**Exercise:** Lines containing the string "color" are to be counted; report the total by itself.

**Raw data:**
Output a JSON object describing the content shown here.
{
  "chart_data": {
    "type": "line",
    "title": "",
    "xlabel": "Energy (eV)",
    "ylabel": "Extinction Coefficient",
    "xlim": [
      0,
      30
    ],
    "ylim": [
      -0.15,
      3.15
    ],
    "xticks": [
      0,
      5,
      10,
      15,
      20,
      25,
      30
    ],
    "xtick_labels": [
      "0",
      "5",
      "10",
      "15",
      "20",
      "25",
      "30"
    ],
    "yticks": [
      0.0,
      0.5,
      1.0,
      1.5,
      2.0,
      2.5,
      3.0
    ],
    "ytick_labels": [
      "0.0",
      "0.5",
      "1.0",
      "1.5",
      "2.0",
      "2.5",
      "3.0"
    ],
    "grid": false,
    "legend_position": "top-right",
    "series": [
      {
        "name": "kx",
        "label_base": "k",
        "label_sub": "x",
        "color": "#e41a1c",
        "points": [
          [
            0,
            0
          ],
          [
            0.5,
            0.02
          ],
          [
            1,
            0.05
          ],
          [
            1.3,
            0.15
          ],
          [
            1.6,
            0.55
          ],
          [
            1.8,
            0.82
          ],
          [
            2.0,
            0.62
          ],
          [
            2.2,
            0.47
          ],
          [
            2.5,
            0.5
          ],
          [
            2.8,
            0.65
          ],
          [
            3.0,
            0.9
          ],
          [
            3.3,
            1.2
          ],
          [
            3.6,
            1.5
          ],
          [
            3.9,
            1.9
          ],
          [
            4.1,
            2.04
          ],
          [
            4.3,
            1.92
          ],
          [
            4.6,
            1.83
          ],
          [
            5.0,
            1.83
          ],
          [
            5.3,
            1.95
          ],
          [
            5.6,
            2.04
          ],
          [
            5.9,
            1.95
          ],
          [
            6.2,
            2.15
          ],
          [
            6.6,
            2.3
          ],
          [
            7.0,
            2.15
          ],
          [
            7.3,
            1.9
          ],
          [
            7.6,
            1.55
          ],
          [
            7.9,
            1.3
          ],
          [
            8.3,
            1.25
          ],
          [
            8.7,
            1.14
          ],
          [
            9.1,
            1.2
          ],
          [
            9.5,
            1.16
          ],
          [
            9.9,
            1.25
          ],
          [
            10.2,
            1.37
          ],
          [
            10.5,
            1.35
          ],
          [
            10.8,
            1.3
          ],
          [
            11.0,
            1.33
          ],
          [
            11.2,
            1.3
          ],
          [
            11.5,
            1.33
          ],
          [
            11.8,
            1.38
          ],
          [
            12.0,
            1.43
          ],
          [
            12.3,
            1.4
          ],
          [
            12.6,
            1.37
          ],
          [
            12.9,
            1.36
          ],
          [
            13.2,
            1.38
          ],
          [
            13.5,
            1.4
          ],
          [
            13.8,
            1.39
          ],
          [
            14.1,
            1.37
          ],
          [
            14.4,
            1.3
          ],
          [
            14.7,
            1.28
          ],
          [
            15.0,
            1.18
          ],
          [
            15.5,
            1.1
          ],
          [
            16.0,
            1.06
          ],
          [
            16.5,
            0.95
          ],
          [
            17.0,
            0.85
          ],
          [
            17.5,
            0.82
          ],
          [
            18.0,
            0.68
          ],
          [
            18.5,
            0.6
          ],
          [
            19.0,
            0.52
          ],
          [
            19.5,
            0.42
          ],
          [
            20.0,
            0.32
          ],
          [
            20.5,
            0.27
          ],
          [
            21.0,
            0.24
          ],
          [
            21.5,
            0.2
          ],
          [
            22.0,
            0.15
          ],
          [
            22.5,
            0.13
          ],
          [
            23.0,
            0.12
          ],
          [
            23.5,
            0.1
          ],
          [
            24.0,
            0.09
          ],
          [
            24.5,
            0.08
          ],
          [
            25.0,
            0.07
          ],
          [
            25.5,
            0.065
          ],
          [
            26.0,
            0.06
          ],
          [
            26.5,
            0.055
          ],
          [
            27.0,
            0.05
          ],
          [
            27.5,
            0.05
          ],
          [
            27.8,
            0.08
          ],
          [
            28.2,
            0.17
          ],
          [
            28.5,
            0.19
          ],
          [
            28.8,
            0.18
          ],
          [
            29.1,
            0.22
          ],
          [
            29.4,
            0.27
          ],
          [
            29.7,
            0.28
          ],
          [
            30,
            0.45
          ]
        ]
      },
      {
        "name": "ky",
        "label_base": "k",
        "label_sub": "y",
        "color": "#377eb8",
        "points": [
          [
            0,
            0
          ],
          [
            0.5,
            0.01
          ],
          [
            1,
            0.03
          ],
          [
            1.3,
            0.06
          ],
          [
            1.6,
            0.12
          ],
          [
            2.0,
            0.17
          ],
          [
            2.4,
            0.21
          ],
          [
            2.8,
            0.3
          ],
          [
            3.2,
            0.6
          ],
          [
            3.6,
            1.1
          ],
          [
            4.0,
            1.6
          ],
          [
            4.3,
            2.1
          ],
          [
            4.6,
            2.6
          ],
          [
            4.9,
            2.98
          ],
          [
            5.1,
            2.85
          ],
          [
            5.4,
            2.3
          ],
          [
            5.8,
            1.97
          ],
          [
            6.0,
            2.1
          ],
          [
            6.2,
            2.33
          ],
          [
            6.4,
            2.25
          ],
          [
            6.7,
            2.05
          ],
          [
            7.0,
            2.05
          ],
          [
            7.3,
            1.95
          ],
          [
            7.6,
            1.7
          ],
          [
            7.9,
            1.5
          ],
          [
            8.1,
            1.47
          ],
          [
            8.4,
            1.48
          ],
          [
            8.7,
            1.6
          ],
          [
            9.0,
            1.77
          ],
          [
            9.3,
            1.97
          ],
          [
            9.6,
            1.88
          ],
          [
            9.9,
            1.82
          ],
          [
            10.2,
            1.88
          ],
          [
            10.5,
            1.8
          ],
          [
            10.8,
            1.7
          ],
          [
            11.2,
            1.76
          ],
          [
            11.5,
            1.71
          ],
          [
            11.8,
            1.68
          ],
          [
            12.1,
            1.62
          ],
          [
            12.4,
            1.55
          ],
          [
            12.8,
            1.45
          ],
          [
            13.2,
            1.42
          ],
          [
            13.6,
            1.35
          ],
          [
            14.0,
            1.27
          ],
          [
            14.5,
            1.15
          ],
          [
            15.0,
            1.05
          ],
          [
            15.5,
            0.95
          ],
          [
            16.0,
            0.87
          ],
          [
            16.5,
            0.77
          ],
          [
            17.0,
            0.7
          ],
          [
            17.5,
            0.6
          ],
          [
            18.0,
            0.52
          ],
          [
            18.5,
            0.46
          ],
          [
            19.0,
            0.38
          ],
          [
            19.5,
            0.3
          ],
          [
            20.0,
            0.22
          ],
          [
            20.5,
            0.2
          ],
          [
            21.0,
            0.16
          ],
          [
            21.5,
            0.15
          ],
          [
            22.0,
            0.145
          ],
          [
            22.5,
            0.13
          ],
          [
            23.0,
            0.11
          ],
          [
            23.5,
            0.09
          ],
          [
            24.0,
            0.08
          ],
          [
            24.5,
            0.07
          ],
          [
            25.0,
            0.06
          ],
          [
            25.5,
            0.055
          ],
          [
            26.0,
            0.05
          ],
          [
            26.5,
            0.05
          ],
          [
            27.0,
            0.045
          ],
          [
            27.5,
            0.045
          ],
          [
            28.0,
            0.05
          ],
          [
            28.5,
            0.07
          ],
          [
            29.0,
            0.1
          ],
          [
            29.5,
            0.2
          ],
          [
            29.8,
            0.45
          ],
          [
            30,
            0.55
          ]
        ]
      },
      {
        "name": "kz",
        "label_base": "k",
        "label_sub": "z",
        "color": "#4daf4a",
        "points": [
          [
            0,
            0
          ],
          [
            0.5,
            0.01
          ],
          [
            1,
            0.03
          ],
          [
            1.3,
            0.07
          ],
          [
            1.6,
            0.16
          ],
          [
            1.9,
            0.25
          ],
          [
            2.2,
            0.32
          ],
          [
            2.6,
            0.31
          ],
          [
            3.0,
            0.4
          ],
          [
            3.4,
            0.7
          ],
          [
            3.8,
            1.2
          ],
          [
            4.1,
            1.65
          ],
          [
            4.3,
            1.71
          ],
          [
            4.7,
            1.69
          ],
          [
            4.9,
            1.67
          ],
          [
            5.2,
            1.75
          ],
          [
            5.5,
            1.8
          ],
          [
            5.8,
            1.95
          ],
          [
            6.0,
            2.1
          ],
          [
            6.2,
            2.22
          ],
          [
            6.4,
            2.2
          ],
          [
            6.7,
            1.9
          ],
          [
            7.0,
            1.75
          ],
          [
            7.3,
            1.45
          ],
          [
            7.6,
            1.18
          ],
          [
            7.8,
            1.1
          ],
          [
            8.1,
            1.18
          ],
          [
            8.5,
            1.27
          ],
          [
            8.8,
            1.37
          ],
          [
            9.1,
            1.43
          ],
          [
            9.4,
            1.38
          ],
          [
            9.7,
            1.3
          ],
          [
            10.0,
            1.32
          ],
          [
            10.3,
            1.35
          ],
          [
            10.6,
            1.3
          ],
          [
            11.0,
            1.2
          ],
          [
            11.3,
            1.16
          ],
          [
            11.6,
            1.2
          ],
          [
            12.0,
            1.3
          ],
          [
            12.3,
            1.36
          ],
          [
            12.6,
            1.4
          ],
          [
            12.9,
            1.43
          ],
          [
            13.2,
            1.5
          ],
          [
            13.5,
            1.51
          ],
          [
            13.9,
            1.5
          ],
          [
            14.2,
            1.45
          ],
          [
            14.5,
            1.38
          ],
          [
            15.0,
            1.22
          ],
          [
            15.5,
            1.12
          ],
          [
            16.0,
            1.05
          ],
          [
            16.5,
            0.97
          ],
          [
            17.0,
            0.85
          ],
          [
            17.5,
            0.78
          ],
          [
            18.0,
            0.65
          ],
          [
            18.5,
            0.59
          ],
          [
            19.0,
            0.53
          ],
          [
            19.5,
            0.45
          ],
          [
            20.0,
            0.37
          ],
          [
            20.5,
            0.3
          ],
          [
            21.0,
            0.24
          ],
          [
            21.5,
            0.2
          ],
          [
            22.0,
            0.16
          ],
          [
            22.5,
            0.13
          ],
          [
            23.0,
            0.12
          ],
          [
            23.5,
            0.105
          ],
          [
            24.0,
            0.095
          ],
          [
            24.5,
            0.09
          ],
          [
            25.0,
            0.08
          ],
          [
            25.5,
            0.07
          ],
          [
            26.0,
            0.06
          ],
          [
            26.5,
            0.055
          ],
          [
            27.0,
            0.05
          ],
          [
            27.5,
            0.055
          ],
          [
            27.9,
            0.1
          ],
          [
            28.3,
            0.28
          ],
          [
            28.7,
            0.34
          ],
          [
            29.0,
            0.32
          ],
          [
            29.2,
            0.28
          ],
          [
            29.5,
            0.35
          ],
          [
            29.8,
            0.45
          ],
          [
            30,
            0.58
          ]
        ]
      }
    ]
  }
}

**Exercise solution:** 3